__Challenge 1__. In two sentences, summarize the text on landlords breaking leases early.

A landlord can break a lease early, but only for specific reasons. If a tenant stops paying the rent or otherwise violates their lease, the landlord may be within their rights to terminate the agreement. But if the tenant has not violated the terms of their lease, it is generally illegal for the landlord to break the lease prematurely.

When Landlords Can Legally Break Leases Early

The most common conditions in which a landlord can legally break a lease are those outlined in the lease agreement itself. If a tenant violates a part of the lease, and the lease specifically says that the landlord has a right to terminate the agreement, a landlord can break the lease early in most cases.

The most common form of violation that gives a landlord the ability to terminate the agreement before the end of the stated term is failure to pay rent. However, that’s just one example.

Other situations that could give a landlord the right to break the lease include:

  • Moving in a new occupant without permission
  • Bringing in a pet when there is a no-pet policy
  • Conducting illegal activity (such as dealing drugs) on or near the property
  • Harassing other tenants or being disruptive
  • Causing significant damage to the property


These aren’t the only circumstances that may permit a landlord to break a lease. Essentially, if there is a condition in the lease that the tenant violates, it could allow the landlord to terminate “with cause,” meaning they are ending the arrangement due to violation. Whether the landlord has the right to request an immediate departure can vary. In some cases, that’s an option. In others, formal eviction proceedings may be necessary.

There can be other legal early termination scenarios, as well. If your landlord put a clause in the lease giving them the ability to break the agreement early if they want to sell the property or move themselves in, that may be legal. However, it must be stated in the lease. Additionally, they have to give proper notice in accordance with state law, usually 30 days.

At times, a landlord may be able to ask a tenant to move out to handle certain kinds of repairs or renovations. Certain types of construction may not be possible with someone living in the space. If there is a clause in the lease stating that the landlord can request a move out for repairs or renovations, they may be within their right.

As long as that portion of the lease is deemed legal in the eyes of the state or city, the landlord would be within their right to terminate the lease early.

Even if there isn’t a clause, the landlord may still require a tenant to move out for certain kinds of repairs. For example, a catastrophic event – like a flood or fire – may make the unit a health or safety hazard. Should that occur, the tenant can be required to move out so that repairs can move forward.

However, in that scenario, the landlord may also legally be required to assist the tenant in numerous ways. While the exact requirement can vary from one state to the next, the landlord may have to provide you with access to temporary housing, pay the difference between your new rent amount and your current one for a period, handle moving costs, cover new utility connection charges, and more.

Also, the landlord may be required by law to give you the opportunity to move back in once the repairs to handle the damage caused by the catastrophic event are done. Whether that is the case may depend on local legislation as well as the terms of your lease agreement.

__Record set__.

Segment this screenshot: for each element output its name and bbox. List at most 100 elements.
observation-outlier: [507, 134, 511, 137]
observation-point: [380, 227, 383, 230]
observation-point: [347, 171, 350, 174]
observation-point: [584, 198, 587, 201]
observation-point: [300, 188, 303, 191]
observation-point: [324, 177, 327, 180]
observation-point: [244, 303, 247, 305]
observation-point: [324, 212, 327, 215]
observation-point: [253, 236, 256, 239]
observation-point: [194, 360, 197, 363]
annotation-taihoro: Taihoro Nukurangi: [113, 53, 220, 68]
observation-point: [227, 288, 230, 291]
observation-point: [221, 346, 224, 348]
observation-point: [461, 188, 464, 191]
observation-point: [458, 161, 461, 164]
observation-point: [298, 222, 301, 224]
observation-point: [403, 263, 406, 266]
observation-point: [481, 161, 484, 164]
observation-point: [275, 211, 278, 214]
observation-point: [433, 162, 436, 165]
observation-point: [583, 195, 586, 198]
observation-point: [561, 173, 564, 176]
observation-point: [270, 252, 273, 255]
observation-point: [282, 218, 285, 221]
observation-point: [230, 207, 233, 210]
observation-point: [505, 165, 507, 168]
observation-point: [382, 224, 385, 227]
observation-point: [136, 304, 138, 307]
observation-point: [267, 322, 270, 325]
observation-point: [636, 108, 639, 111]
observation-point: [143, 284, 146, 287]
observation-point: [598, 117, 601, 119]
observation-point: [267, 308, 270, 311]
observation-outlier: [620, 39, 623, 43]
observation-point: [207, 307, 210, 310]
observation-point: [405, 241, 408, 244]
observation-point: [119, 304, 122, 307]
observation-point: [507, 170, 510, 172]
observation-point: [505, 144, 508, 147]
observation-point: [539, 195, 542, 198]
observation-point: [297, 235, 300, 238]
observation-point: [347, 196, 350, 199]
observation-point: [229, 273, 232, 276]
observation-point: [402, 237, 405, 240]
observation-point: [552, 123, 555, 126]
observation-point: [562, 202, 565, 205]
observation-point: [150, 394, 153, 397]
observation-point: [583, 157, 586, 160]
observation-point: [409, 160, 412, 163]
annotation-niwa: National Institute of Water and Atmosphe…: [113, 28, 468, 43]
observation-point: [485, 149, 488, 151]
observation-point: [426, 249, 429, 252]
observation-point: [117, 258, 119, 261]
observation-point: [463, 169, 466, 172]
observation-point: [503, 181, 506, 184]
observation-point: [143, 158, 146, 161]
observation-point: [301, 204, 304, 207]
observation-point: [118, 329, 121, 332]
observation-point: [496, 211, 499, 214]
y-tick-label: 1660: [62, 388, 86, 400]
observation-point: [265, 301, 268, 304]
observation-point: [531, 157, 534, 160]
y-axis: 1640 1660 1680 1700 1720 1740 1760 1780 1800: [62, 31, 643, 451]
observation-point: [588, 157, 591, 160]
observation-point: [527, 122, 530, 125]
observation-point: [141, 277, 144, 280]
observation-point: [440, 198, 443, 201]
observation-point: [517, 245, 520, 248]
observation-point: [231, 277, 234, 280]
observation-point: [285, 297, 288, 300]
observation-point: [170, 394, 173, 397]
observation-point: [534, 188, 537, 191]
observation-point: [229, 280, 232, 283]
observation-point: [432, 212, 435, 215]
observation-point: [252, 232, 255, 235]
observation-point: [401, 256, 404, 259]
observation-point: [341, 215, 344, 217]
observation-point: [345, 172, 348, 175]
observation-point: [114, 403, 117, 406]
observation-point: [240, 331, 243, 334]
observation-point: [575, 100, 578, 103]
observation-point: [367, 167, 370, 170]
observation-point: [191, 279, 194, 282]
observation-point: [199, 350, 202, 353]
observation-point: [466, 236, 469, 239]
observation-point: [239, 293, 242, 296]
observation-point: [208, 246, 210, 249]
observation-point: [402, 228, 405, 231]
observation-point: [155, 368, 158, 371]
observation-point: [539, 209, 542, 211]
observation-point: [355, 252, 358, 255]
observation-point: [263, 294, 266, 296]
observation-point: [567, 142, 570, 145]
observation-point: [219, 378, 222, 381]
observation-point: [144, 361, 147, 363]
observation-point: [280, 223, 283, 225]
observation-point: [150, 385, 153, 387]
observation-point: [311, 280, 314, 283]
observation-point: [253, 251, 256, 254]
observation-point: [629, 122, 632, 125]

__Challenge 2__. Rewrite the rows from the first one down to the one containing "observation-point: [244, 303, 247, 305]", changing "observation-point" to "marker" and leaving everything else as it is. Return only those rows.

__Correct response 1__. A landlord can break a lease early only for specific reasons, such as a tenant failing to pay rent or otherwise violating a lease that gives the landlord the right to terminate. A lease clause may also allow early termination so the landlord can sell the property, move in, or carry out repairs or renovations, and a catastrophic event like a flood or fire can require a tenant to move out even without such a clause.

__Correct response 2__.
Segment this screenshot: for each element output its name and bbox. List at most 100 elements.
observation-outlier: [507, 134, 511, 137]
marker: [380, 227, 383, 230]
marker: [347, 171, 350, 174]
marker: [584, 198, 587, 201]
marker: [300, 188, 303, 191]
marker: [324, 177, 327, 180]
marker: [244, 303, 247, 305]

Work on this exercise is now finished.